Extracted data entries:

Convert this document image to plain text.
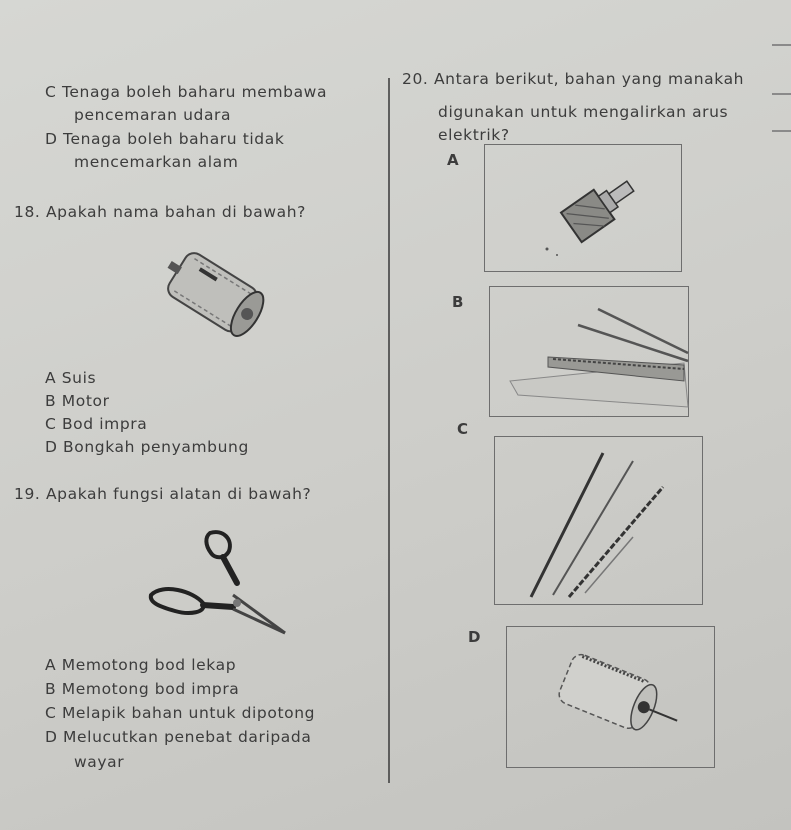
C Tenaga boleh baharu membawa
pencemaran udara
D Tenaga boleh baharu tidak
mencemarkan alam
18. Apakah nama bahan di bawah?
A Suis
B Motor
C Bod impra
D Bongkah penyambung
19. Apakah fungsi alatan di bawah?
A Memotong bod lekap
B Memotong bod impra
C Melapik bahan untuk dipotong
D Melucutkan penebat daripada
wayar
20. Antara berikut, bahan yang manakah
digunakan untuk mengalirkan arus
elektrik?
A
B
C
D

» AIM
Check each line above for "Apakah" and return the ones that have it.

» WRITTEN REPLY
18. Apakah nama bahan di bawah?
19. Apakah fungsi alatan di bawah?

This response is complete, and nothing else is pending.